EXERCISE DETAILS: Your task is to locate every line holding the string "TOTAL" and to copy each of them.

MATERIAL FOR THE TASK:
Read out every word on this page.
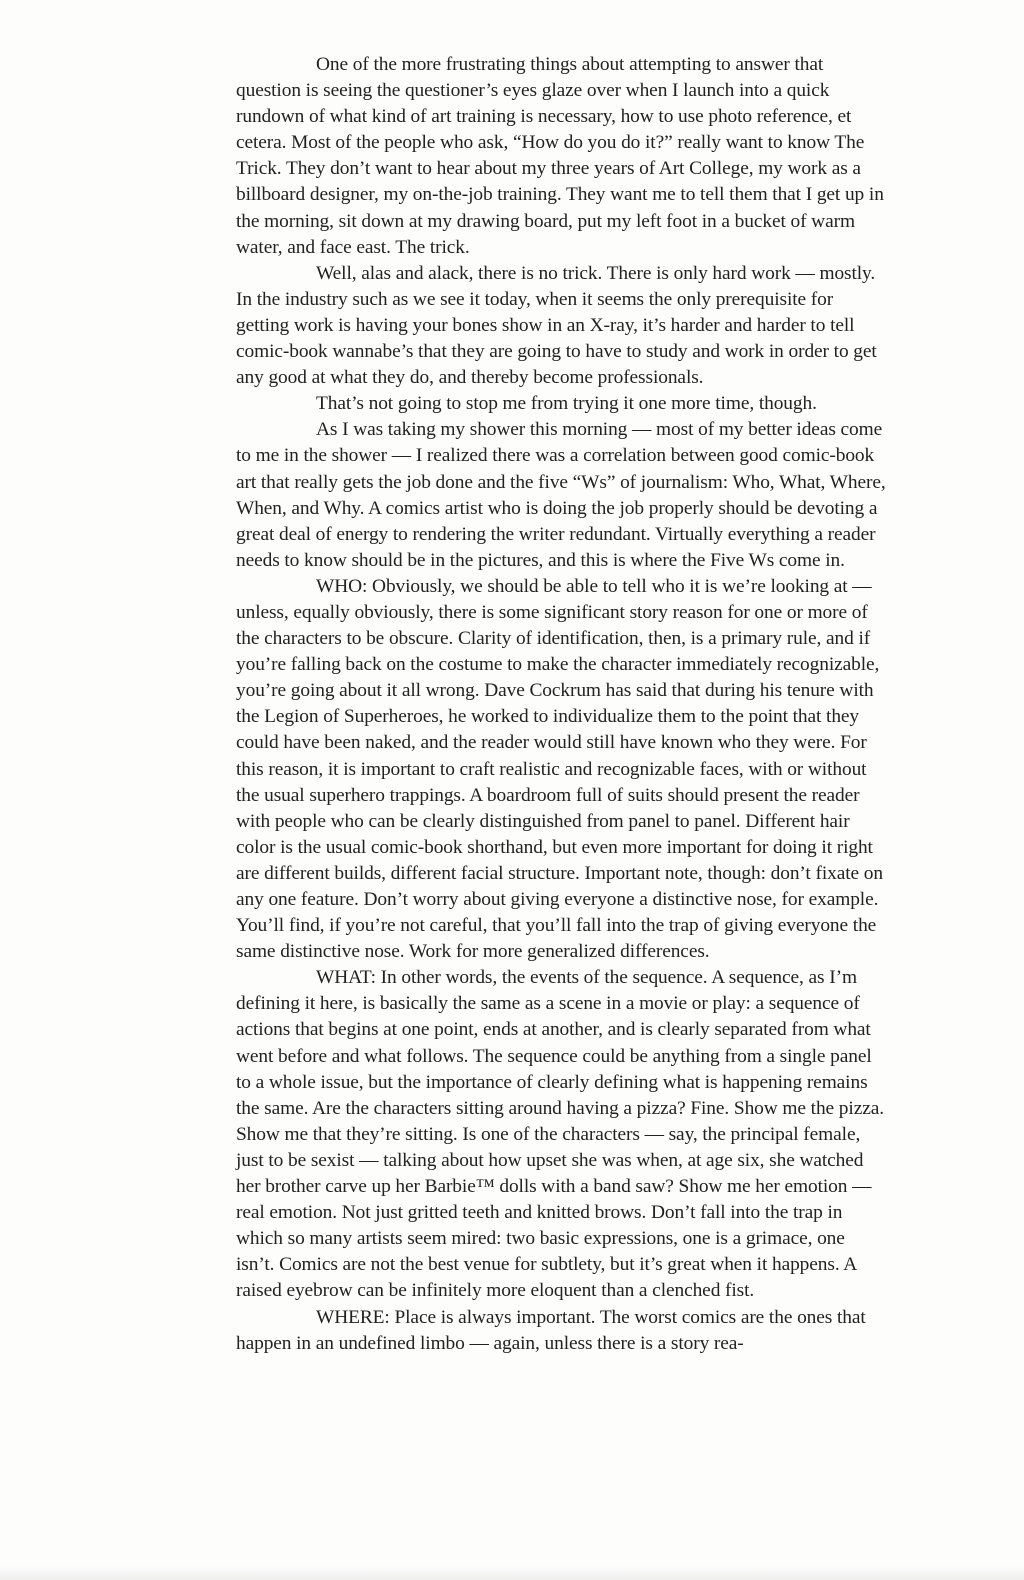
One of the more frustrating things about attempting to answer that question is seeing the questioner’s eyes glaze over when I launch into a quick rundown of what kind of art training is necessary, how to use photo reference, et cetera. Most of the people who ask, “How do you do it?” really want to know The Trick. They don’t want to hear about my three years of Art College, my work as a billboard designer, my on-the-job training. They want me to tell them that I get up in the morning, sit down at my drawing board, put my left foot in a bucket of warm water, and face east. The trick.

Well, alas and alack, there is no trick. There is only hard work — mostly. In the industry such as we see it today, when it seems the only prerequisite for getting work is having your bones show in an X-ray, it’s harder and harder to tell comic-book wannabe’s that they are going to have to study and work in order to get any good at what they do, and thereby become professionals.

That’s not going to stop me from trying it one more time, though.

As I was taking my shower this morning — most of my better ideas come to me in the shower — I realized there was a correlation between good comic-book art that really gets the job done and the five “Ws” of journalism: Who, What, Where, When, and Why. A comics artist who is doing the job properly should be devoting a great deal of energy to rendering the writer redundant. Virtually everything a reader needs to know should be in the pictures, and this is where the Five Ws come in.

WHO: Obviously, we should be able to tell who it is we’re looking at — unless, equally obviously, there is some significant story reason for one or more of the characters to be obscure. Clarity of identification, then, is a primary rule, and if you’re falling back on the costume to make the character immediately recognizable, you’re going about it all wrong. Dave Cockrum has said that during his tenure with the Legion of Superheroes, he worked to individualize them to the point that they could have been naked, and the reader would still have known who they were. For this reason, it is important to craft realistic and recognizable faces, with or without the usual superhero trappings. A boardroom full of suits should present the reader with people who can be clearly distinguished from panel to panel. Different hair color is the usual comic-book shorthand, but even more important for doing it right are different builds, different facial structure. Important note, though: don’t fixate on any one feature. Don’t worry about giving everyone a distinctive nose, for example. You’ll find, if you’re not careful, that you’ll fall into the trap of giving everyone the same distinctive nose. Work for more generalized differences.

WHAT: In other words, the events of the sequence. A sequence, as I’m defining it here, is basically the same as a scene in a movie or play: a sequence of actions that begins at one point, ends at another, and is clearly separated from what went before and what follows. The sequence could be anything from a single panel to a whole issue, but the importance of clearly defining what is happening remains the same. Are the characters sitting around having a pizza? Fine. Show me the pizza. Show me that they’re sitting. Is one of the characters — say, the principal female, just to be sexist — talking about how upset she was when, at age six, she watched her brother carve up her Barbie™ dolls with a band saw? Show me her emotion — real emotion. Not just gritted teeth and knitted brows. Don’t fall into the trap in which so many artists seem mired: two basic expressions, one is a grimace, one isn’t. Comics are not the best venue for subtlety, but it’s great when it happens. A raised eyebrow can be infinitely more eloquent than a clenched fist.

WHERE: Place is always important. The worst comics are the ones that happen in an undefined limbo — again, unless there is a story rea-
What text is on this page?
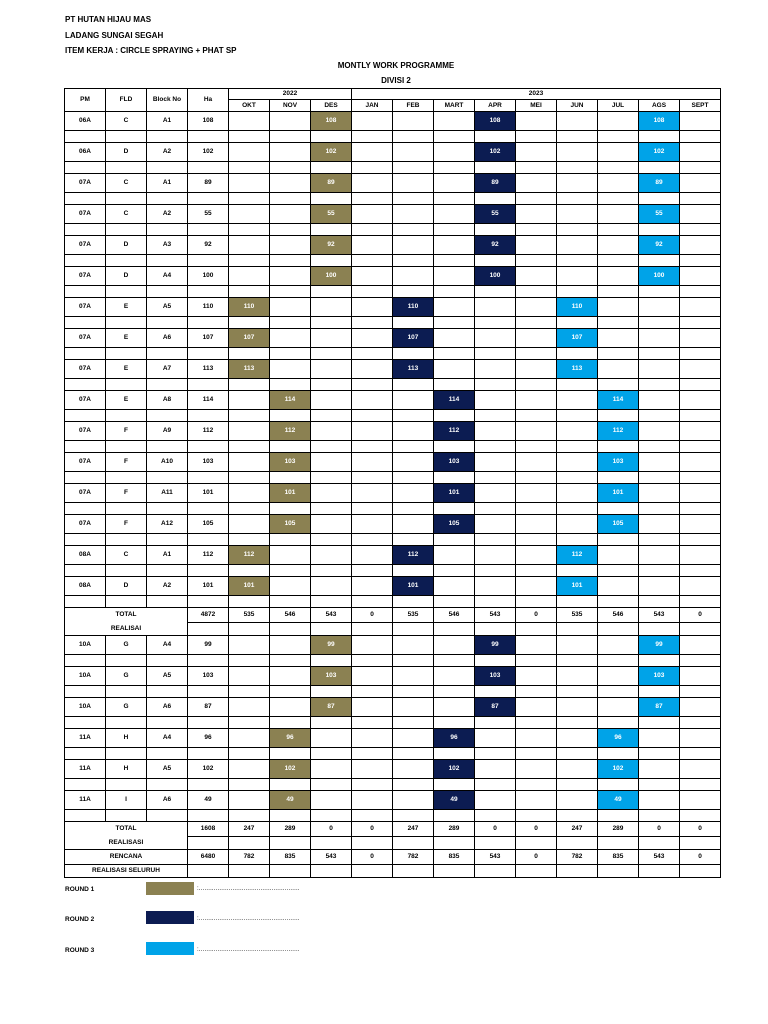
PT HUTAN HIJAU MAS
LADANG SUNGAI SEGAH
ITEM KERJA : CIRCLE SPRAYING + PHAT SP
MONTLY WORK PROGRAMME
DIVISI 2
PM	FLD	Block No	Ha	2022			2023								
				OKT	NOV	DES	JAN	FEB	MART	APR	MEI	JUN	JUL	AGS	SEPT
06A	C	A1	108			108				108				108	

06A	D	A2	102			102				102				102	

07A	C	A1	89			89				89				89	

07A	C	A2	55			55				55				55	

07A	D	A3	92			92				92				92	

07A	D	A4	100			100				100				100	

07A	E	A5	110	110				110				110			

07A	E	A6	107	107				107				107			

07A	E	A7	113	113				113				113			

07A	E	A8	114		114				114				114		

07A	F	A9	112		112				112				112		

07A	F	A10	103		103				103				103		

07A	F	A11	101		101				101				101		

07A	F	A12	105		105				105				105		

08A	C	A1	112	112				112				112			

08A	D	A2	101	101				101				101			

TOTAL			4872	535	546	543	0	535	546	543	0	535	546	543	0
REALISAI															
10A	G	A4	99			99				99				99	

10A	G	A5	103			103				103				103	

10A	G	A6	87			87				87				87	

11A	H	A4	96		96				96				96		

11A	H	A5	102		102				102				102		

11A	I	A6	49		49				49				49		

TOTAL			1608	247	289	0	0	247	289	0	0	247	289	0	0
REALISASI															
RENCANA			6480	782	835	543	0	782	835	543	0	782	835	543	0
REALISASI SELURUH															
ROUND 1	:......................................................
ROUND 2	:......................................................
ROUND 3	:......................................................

TASK OUTPUT:
TOTAL			4872	535	546	543	0	535	546	543	0	535	546	543	0
TOTAL			1608	247	289	0	0	247	289	0	0	247	289	0	0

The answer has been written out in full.